■ **What needs to be done**
Extract every line that contains the string "Paul".
— START Data provided —
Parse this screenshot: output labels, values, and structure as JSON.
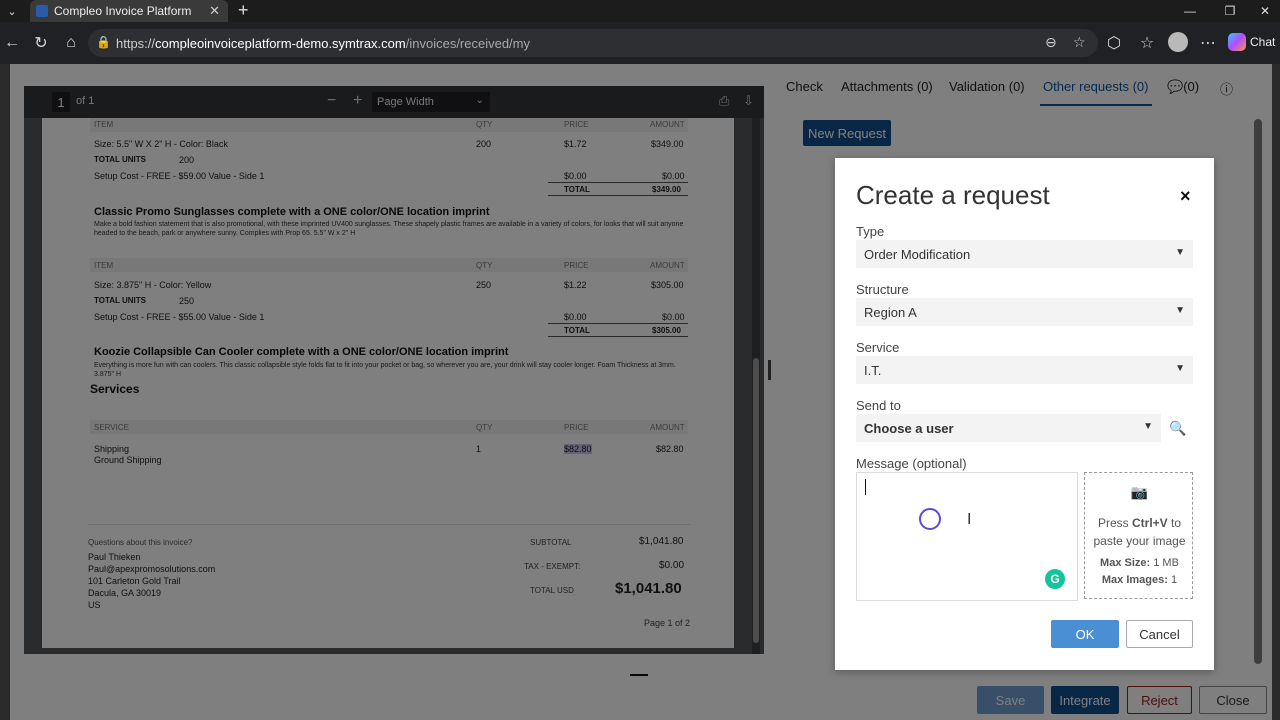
{
  "browser": {
    "tab_title": "Compleo Invoice Platform",
    "url_prefix": "https://",
    "url_host": "compleoinvoiceplatform-demo.symtrax.com",
    "url_path": "/invoices/received/my",
    "chat_label": "Chat"
  },
  "pdf": {
    "page_number": "1",
    "page_of": "of 1",
    "zoom": "Page Width",
    "headers": {
      "item": "ITEM",
      "qty": "QTY",
      "price": "PRICE",
      "amount": "AMOUNT",
      "service": "SERVICE"
    },
    "block1": {
      "size": "Size: 5.5\" W X 2\" H - Color: Black",
      "qty": "200",
      "price": "$1.72",
      "amount": "$349.00",
      "total_units_label": "TOTAL UNITS",
      "total_units": "200",
      "setup": "Setup Cost - FREE - $59.00 Value - Side 1",
      "setup_price": "$0.00",
      "setup_amount": "$0.00",
      "total_label": "TOTAL",
      "total": "$349.00"
    },
    "product2": {
      "title": "Classic Promo Sunglasses complete with a ONE color/ONE location imprint",
      "desc": "Make a bold fashion statement that is also promotional, with these imprinted UV400 sunglasses. These shapely plastic frames are available in a variety of colors, for looks that will suit anyone headed to the beach, park or anywhere sunny. Complies with Prop 65. 5.5\" W x 2\" H"
    },
    "block2": {
      "size": "Size: 3.875\" H - Color: Yellow",
      "qty": "250",
      "price": "$1.22",
      "amount": "$305.00",
      "total_units_label": "TOTAL UNITS",
      "total_units": "250",
      "setup": "Setup Cost - FREE - $55.00 Value - Side 1",
      "setup_price": "$0.00",
      "setup_amount": "$0.00",
      "total_label": "TOTAL",
      "total": "$305.00"
    },
    "product3": {
      "title": "Koozie Collapsible Can Cooler complete with a ONE color/ONE location imprint",
      "desc": "Everything is more fun with can coolers. This classic collapsible style folds flat to fit into your pocket or bag, so wherever you are, your drink will stay cooler longer. Foam Thickness at 3mm. 3.875\" H"
    },
    "services_title": "Services",
    "service_row": {
      "name": "Shipping",
      "sub": "Ground Shipping",
      "qty": "1",
      "price": "$82.80",
      "amount": "$82.80"
    },
    "footer": {
      "questions": "Questions about this invoice?",
      "name": "Paul Thieken",
      "email": "Paul@apexpromosolutions.com",
      "street": "101 Carleton Gold Trail",
      "city": "Dacula, GA 30019",
      "country": "US",
      "subtotal_label": "SUBTOTAL",
      "subtotal": "$1,041.80",
      "tax_label": "TAX - EXEMPT:",
      "tax": "$0.00",
      "total_label": "TOTAL USD",
      "total": "$1,041.80",
      "page": "Page 1 of 2"
    }
  },
  "right_tabs": {
    "check": "Check",
    "attachments": "Attachments (0)",
    "validation": "Validation (0)",
    "other_requests": "Other requests (0)",
    "comments": "(0)"
  },
  "new_request_label": "New Request",
  "modal": {
    "title": "Create a request",
    "close": "×",
    "type_label": "Type",
    "type_value": "Order Modification",
    "structure_label": "Structure",
    "structure_value": "Region A",
    "service_label": "Service",
    "service_value": "I.T.",
    "sendto_label": "Send to",
    "sendto_value": "Choose a user",
    "message_label": "Message (optional)",
    "drop_press": "Press",
    "drop_keys": "Ctrl+V",
    "drop_to": "to",
    "drop_paste": "paste your image",
    "maxsize_label": "Max Size:",
    "maxsize_value": "1 MB",
    "maximages_label": "Max Images:",
    "maximages_value": "1",
    "ok": "OK",
    "cancel": "Cancel"
  },
  "bottom_actions": {
    "save": "Save",
    "integrate": "Integrate",
    "reject": "Reject",
    "close": "Close"
  },
  "colors": {
    "primary": "#114e8c",
    "active_tab": "#0b57a0",
    "ok_button": "#4a8fd4",
    "reject_text": "#a01d1d"
  },
  "icons": [
    "back-icon",
    "refresh-icon",
    "home-icon",
    "lock-icon",
    "star-icon",
    "extensions-icon",
    "favorites-icon",
    "more-icon",
    "print-icon",
    "download-icon",
    "search-icon",
    "camera-icon",
    "grammarly-icon",
    "comment-icon",
    "info-icon"
  ]
}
— END Data provided —
■ **Solved exercise**
      "name": "Paul Thieken",
      "email": "Paul@apexpromosolutions.com",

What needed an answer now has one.